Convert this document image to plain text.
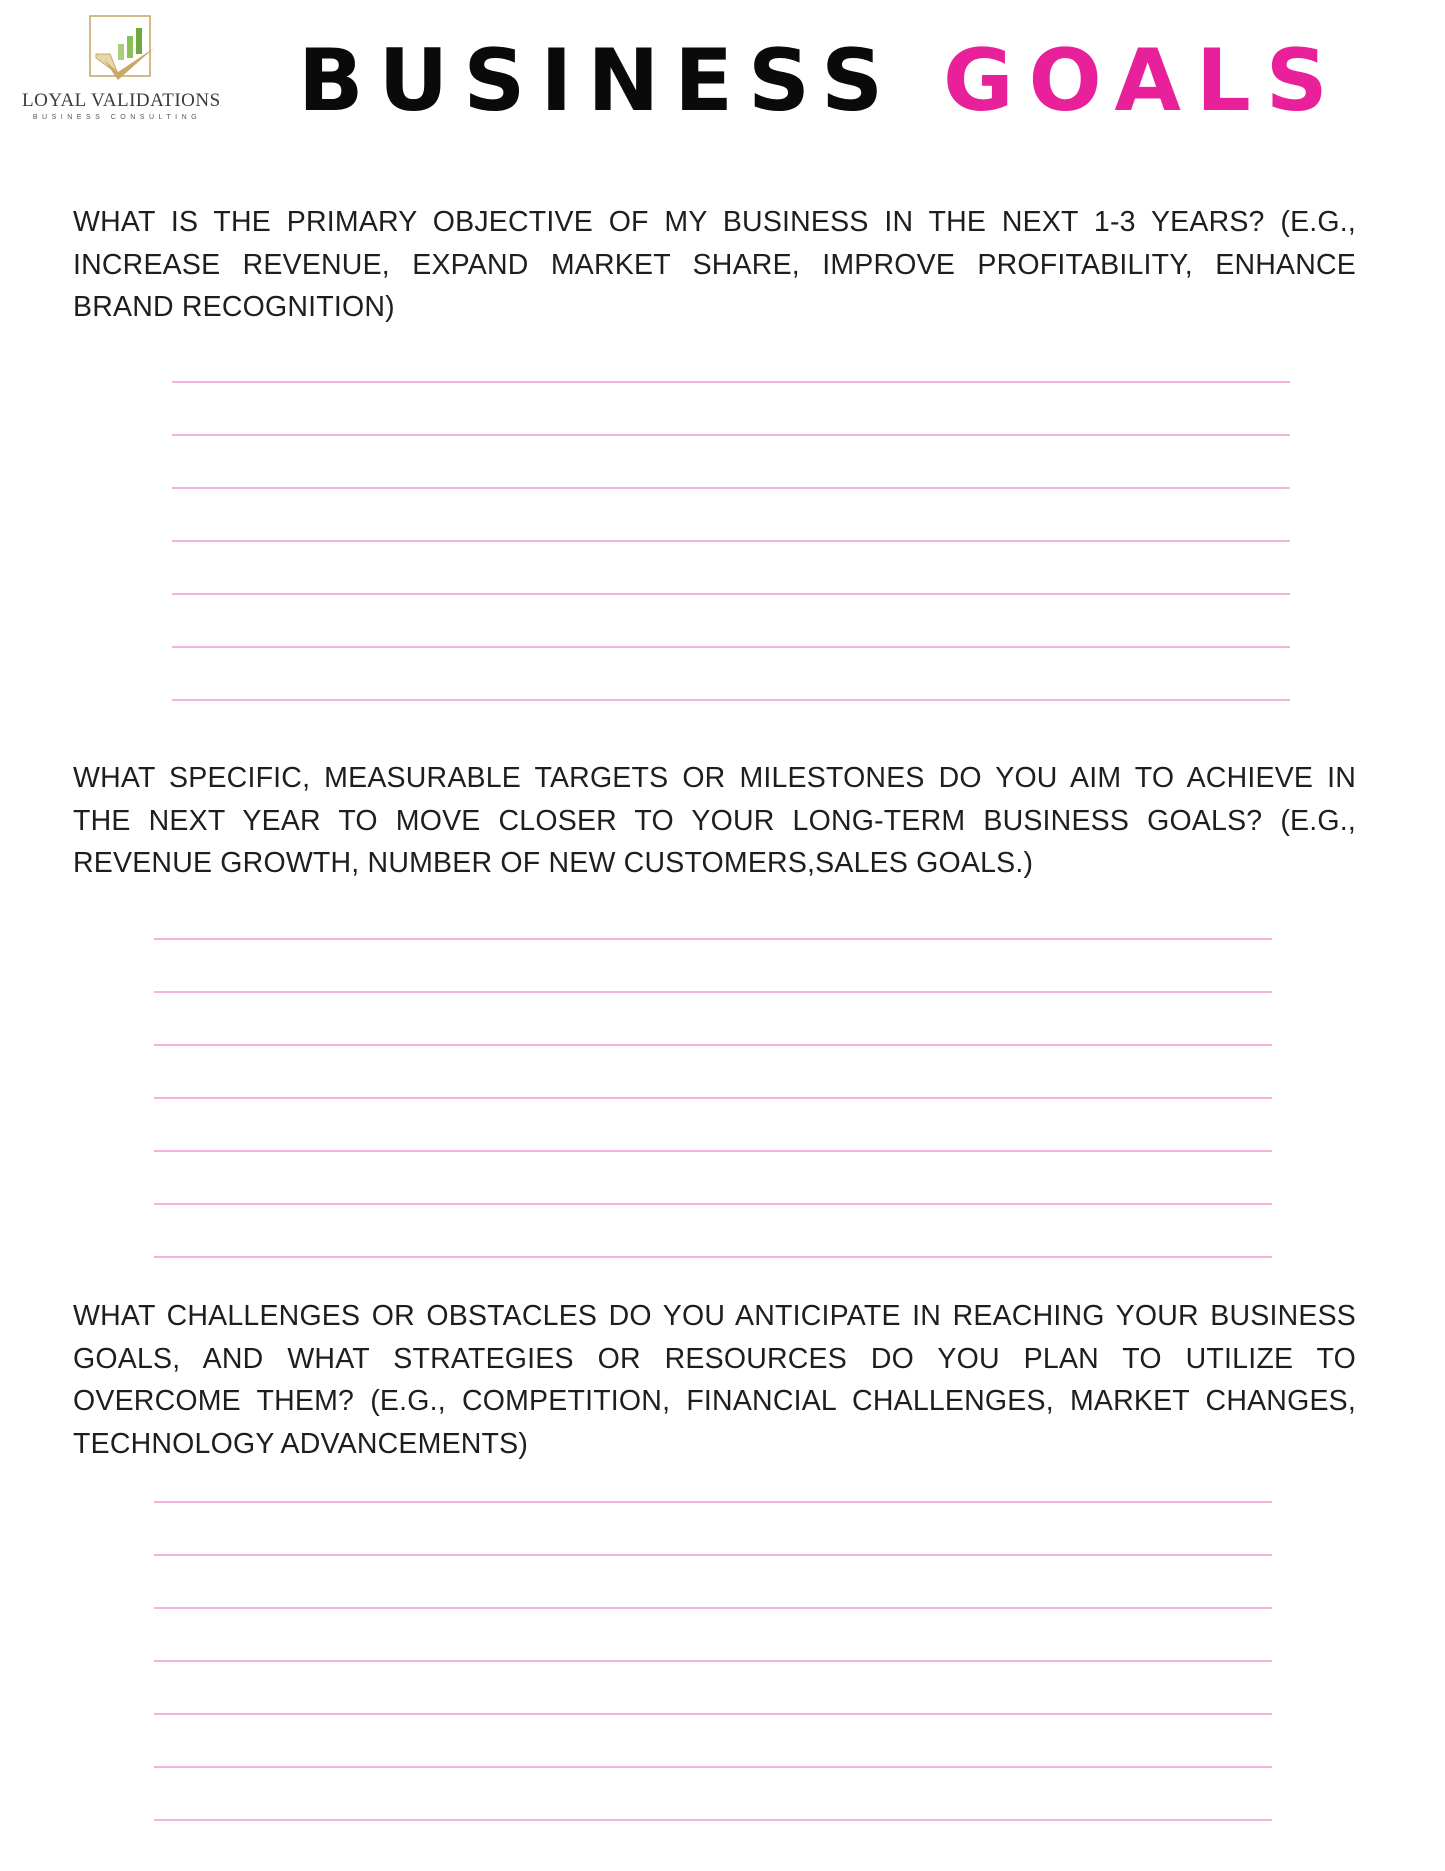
LOYAL VALIDATIONS
BUSINESS CONSULTING BUSINESS GOALS

WHAT IS THE PRIMARY OBJECTIVE OF MY BUSINESS IN THE NEXT 1-3 YEARS? (E.G., INCREASE REVENUE, EXPAND MARKET SHARE, IMPROVE PROFITABILITY, ENHANCE BRAND RECOGNITION)

WHAT SPECIFIC, MEASURABLE TARGETS OR MILESTONES DO YOU AIM TO ACHIEVE IN THE NEXT YEAR TO MOVE CLOSER TO YOUR LONG-TERM BUSINESS GOALS? (E.G., REVENUE GROWTH, NUMBER OF NEW CUSTOMERS,SALES GOALS.)

WHAT CHALLENGES OR OBSTACLES DO YOU ANTICIPATE IN REACHING YOUR BUSINESS GOALS, AND WHAT STRATEGIES OR RESOURCES DO YOU PLAN TO UTILIZE TO OVERCOME THEM? (E.G., COMPETITION, FINANCIAL CHALLENGES, MARKET CHANGES, TECHNOLOGY ADVANCEMENTS)
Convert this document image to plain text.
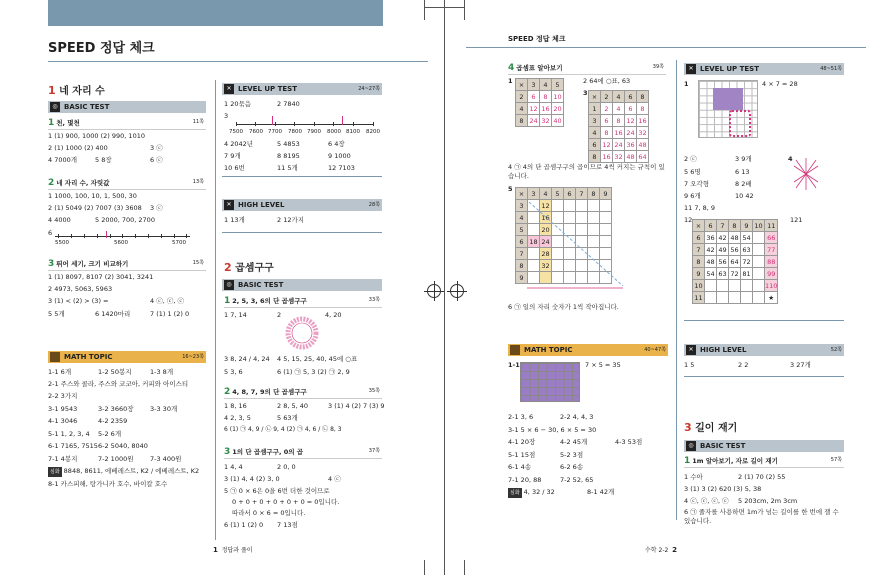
SPEED 정답 체크
1 네 자리 수
◎ BASIC TEST
1 천, 몇천	11쪽
1 (1) 900, 1000 (2) 990, 1010
2 (1) 1000 (2) 400
4 7000개	5 8장
3 ⓒ
6 ⓒ
2 네 자리 수, 자릿값	13쪽
1 1000, 100, 10, 1, 500, 30
2 (1) 5049 (2) 7007 (3) 3608 3 ⓒ
4 4000	5 2000, 700, 2700
6
5500	5600	5700
3 뛰어 세기, 크기 비교하기	15쪽
1 (1) 8097, 8107 (2) 3041, 3241
2 4973, 5063, 5963
3 (1) < (2) > (3) =	4 ⓒ, ⓒ, ⓒ
5 5개	6 1420마리	7 (1) 1 (2) 0
MATH TOPIC	16~23쪽
1-1 6개	1-2 50봉지	1-3 8개
2-1 주스와 콜라, 주스와 코코아, 커피와 아이스티
2-2 3가지
3-1 9543	3-2 3660장	3-3 30개
4-1 3046	4-2 2359
5-1 1, 2, 3, 4 5-2 6개
6-1 7165, 7515 6-2 5040, 8040
7-1 4봉지	7-2 1000원	7-3 400원
심화 8848, 8611, 에베레스트, K2 / 에베레스트, K2
8-1 카스피해, 탕가니카 호수, 바이칼 호수
✕ LEVEL UP TEST	24~27쪽
1 20묶음	2 7840
3
7500 7600 7700 7800 7900 8000 8100 8200
4 2042년	5 4853	6 4장
7 9개	8 8195	9 1000
10 6번	11 5개	12 7103
✕ HIGH LEVEL	28쪽
1 13개	2 12가지
2 곱셈구구
◎ BASIC TEST
1 2, 5, 3, 6의 단 곱셈구구	33쪽
1 7, 14	2	4, 20
3 8, 24 / 4, 24 4 5, 15, 25, 40, 45에 ○표
5 3, 6	6 (1) ㉠ 5, 3 (2) ㉠ 2, 9
2 4, 8, 7, 9의 단 곱셈구구	35쪽
1 8, 16	2 8, 5, 40	3 (1) 4 (2) 7 (3) 9
4 2, 3, 5	5 63개
6 (1) ㉠ 4, 9 / ㉡ 9, 4 (2) ㉠ 4, 6 / ㉡ 8, 3
3 1의 단 곱셈구구, 0의 곱	37쪽
1 4, 4	2 0, 0
3 (1) 4, 4 (2) 3, 0	4 ⓒ
5 ㉠ 0 × 6은 0을 6번 더한 것이므로
0 + 0 + 0 + 0 + 0 + 0 = 0입니다.
따라서 0 × 6 = 0입니다.
6 (1) 1 (2) 0 7 13점
1 정답과 풀이
SPEED 정답 체크
4 곱셈표 알아보기	39쪽
1 ×	3	4	5
2	6	8	10
4	12	16	20
8	24	32	40
2 64에 ○표, 63
3 ×	2	4	6	8
1	2	4	6	8
3	6	8	12	16
4	8	16	24	32
6	12	24	36	48
8	16	32	48	64
4 ㉠ 4의 단 곱셈구구의 곱이므로 4씩 커지는 규칙이 있습니다.
5
×	3	4	5	6	7	8	9
3		12					
4		16					
5		20					
6	18	24					
7		28					
8		32					
9							
6 ㉠ 일의 자리 숫자가 1씩 작아집니다.
MATH TOPIC	40~47쪽
1-1	7 × 5 = 35
2-1 3, 6	2-2 4, 4, 3
3-1 5 × 6 − 30, 6 × 5 = 30
4-1 20장	4-2 45개	4-3 53점
5-1 15점	5-2 3점
6-1 4송	6-2 6송
7-1 20, 88	7-2 52, 65
심화 4, 32 / 32	8-1 42개
✕ LEVEL UP TEST	48~51쪽
1	4 × 7 = 28
2 ⓒ	3 9개	4
5 6명	6 13
7 오각형	8 2배
9 6개	10 42
11 7, 8, 9
12
×	6	7	8	9	10	11
6	36	42	48	54		66
7	42	49	56	63		77
8	48	56	64	72		88
9	54	63	72	81		99
10						110
11						★
121
✕ HIGH LEVEL	52쪽
1 5	2 2	3 27개
3 길이 재기
◎ BASIC TEST
1 1m 알아보기, 자로 길이 재기	57쪽
1 수아	2 (1) 70 (2) 55
3 (1) 3 (2) 620 (3) 5, 38
4 ⓒ, ⓒ, ⓒ, ⓒ 5 203cm, 2m 3cm
6 ㉠ 줄자를 사용하면 1m가 넘는 길이를 한 번에 잴 수 있습니다.
수학 2-2 2
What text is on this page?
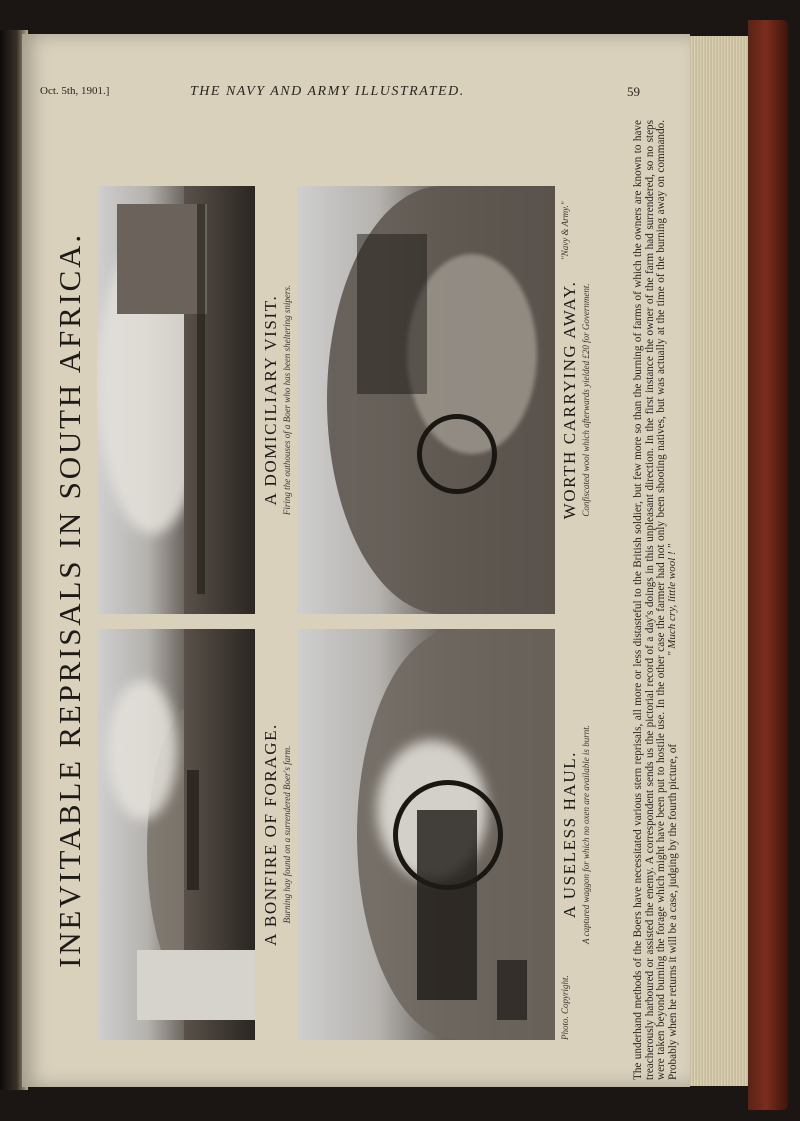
Oct. 5th, 1901.]	THE NAVY AND ARMY ILLUSTRATED.	59
INEVITABLE REPRISALS IN SOUTH AFRICA.	A BONFIRE OF FORAGE. Burning hay found on a surrendered Boer's farm.
A DOMICILIARY VISIT. Firing the outhouses of a Boer who has been sheltering snipers.
A USELESS HAUL. A captured waggon for which no oxen are available is burnt.
Photo. Copyright.
WORTH CARRYING AWAY. Confiscated wool which afterwards yielded £20 for Government.
"Navy & Army."	The underhand methods of the Boers have necessitated various stern reprisals, all more or less distasteful to the British soldier, but few more so than the burning of farms of which the owners are known to have treacherously harboured or assisted the enemy. A correspondent sends us the pictorial record of a day's doings in this unpleasant direction. In the first instance the owner of the farm had surrendered, so no steps were taken beyond burning the forage which might have been put to hostile use. In the other case the farmer had not only been shooting natives, but was actually at the time of the burning away on commando. Probably when he returns it will be a case, judging by the fourth picture, of
" Much cry, little wool ! "
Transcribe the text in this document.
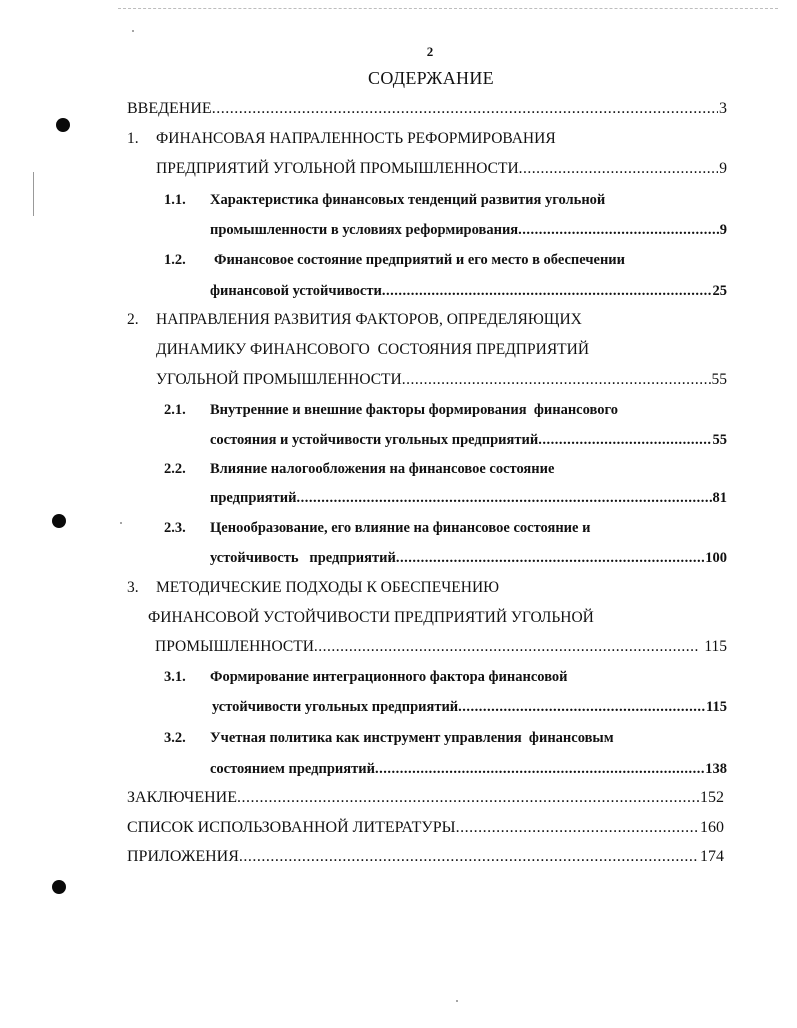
2
СОДЕРЖАНИЕ
ВВЕДЕНИЕ .....	3
1. ФИНАНСОВАЯ НАПРАЛЕННОСТЬ РЕФОРМИРОВАНИЯ
ПРЕДПРИЯТИЙ УГОЛЬНОЙ ПРОМЫШЛЕННОСТИ .....	9
1.1. Характеристика финансовых тенденций развития угольной
промышленности в условиях реформирования .....	9
1.2. Финансовое состояние предприятий и его место в обеспечении
финансовой устойчивости .....	25
2. НАПРАВЛЕНИЯ РАЗВИТИЯ ФАКТОРОВ, ОПРЕДЕЛЯЮЩИХ
ДИНАМИКУ ФИНАНСОВОГО  СОСТОЯНИЯ ПРЕДПРИЯТИЙ
УГОЛЬНОЙ ПРОМЫШЛЕННОСТИ .....	55
2.1. Внутренние и внешние факторы формирования  финансового
состояния и устойчивости угольных предприятий .....	55
2.2. Влияние налогообложения на финансовое состояние
предприятий .....	81
2.3. Ценообразование, его влияние на финансовое состояние и
устойчивость   предприятий .....	100
3. МЕТОДИЧЕСКИЕ ПОДХОДЫ К ОБЕСПЕЧЕНИЮ
ФИНАНСОВОЙ УСТОЙЧИВОСТИ ПРЕДПРИЯТИЙ УГОЛЬНОЙ
ПРОМЫШЛЕННОСТИ .....	115
3.1. Формирование интеграционного фактора финансовой
устойчивости угольных предприятий .....	115
3.2. Учетная политика как инструмент управления  финансовым
состоянием предприятий .....	138
ЗАКЛЮЧЕНИЕ .....	152
СПИСОК ИСПОЛЬЗОВАННОЙ ЛИТЕРАТУРЫ .....	160
ПРИЛОЖЕНИЯ .....	174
# # #
### WHAT IS NEEDED
Only the number is required: the count of lines containing the word "MARKET".

### REPLY TO THE EXERCISE
2